Sunday, November 21, 2004

Incremental Innovation

It seems as though a significant portion of innovation occurs at the margin - small changes that improve existing technologies or methods.

The prevalence of incremental innovation is not surprising - and it may even be advantageous in the market. Encouraging customers to adopt "disruptive" technologies is much more difficult than encouraging the adoption of something familiar - but better.

In many cases, this aversion toward the unknown can be quite discouraging for innovators, and can even hinder the use of vastly superior methods and technologies.

Check out Michael Schrage's interesting take on the topic of innovation and its adoption in MIT's Technology Review (sadly, this is Michael's last column for TR).

Thursday, November 11, 2004

Innovators make the world go round...

Why do I care so much about innovation?

Because it makes the world go round! In innovation, there is potential for a better tomorrow - cures for cancer, preservation of the environment, creation of communities, an endlessness of possibilities.
═══
## Directions:
• a. Quote the innovation blog text above from "In many cases, this" to "column for TR).".
• b. Write the next few sentences of the blog posts on innovation, starting after their final sentence.
═══
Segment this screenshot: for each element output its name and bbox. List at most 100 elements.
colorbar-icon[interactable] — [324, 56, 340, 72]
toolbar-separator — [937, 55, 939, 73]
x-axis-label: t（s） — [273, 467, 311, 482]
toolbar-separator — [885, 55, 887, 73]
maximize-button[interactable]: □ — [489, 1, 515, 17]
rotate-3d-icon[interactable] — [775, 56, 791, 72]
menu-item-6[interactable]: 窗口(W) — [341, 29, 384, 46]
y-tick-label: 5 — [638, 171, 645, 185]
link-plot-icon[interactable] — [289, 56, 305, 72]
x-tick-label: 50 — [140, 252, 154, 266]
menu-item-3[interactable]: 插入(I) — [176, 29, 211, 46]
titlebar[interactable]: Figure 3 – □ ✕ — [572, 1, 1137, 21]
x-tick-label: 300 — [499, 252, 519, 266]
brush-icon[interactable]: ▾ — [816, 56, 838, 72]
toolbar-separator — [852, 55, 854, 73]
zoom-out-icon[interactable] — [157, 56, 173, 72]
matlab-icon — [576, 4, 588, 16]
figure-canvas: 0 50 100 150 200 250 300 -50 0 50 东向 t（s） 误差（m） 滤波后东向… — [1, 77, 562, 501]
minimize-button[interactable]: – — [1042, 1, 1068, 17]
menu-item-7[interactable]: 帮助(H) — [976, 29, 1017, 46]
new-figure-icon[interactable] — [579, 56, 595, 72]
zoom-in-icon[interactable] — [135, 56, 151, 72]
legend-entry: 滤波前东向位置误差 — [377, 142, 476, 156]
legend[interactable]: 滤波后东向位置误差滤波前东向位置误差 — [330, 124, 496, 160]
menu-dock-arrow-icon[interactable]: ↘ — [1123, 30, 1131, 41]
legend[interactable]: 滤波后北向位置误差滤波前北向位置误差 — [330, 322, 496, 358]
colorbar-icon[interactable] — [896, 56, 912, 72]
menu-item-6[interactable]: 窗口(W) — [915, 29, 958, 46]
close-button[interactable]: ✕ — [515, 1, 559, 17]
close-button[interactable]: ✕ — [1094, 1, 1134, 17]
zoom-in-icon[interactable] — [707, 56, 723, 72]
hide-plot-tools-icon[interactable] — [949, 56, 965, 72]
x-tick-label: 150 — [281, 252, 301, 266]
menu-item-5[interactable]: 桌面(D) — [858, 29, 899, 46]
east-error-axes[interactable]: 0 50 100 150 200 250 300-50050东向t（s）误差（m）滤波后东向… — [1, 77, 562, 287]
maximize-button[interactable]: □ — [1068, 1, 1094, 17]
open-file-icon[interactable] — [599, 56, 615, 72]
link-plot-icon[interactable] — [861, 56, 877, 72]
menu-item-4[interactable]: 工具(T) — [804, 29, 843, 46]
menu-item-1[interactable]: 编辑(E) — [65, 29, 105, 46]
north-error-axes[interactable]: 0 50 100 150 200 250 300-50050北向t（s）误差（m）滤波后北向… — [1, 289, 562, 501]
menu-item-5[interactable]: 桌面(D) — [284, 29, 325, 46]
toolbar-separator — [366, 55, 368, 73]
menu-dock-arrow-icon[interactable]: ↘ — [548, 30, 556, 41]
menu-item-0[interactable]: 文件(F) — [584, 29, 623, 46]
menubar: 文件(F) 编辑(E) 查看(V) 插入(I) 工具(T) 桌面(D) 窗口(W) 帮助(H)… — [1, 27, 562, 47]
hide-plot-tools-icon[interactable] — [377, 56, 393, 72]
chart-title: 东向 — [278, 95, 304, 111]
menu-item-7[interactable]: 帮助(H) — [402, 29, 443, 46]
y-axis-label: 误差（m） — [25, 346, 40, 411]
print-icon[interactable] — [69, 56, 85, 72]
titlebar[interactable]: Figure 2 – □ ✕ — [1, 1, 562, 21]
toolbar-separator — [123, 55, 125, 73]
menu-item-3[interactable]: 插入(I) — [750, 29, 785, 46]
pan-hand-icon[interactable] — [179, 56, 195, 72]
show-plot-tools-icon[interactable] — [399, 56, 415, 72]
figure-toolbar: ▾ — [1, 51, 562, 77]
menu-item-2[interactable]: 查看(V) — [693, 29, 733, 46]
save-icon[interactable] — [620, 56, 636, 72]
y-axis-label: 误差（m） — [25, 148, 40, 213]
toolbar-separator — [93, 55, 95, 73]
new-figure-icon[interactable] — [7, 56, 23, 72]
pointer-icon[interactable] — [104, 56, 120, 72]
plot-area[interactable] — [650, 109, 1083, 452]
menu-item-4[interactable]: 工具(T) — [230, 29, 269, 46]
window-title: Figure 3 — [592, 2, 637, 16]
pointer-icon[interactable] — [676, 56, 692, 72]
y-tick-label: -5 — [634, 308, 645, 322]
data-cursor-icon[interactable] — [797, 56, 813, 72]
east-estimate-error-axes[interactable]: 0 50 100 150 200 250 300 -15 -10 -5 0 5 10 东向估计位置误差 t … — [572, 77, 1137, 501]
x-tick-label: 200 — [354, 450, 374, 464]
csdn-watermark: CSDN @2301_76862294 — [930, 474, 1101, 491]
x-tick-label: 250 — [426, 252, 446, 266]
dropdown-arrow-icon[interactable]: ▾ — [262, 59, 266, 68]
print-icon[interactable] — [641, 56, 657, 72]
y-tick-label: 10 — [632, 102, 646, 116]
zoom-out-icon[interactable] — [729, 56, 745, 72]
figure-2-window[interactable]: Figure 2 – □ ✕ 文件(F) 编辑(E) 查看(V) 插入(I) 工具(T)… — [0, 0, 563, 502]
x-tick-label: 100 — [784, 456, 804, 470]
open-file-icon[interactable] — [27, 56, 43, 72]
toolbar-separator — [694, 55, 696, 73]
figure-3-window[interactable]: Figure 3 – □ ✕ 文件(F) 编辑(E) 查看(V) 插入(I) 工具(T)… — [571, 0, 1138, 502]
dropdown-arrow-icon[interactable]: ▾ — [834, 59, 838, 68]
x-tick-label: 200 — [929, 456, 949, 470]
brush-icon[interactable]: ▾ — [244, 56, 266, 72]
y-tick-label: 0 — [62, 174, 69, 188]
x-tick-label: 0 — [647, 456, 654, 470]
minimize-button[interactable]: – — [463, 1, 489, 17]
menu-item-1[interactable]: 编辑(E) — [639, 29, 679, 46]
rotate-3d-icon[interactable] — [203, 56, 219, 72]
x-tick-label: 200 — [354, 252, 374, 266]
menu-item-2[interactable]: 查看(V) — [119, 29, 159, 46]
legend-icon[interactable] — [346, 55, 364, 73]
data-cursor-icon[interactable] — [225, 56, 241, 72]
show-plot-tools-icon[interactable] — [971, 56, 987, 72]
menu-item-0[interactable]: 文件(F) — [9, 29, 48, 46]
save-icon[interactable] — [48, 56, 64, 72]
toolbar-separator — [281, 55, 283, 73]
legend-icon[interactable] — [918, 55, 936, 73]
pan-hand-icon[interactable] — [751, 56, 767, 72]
═══
## Task-by-task results:
• a.
In many cases, this aversion toward the unknown can be quite discouraging for innovators, and can even hinder the use of vastly superior methods and technologies.

Check out Michael Schrage's interesting take on the topic of innovation and its adoption in MIT's Technology Review (sadly, this is Michael's last column for TR).

• b.
In my lifetime, I think that the most significant contribution I can make is to facilitate the task of bringing new ideas into the world.

Of course, I run the risk that there innovations that are detrimental to the human race will be commercialized with the support of the organizations that I support. I think ths particular difficulty that faces every innovator - both in the technological and social sphere (recall Einstein's contribution to the atom bomb). The gravity of such a possibility does not escape me.

Still - perhaps in a somewhat ideological fervor - I think that there is so much potential for good in innovation that I am driven to support this cause.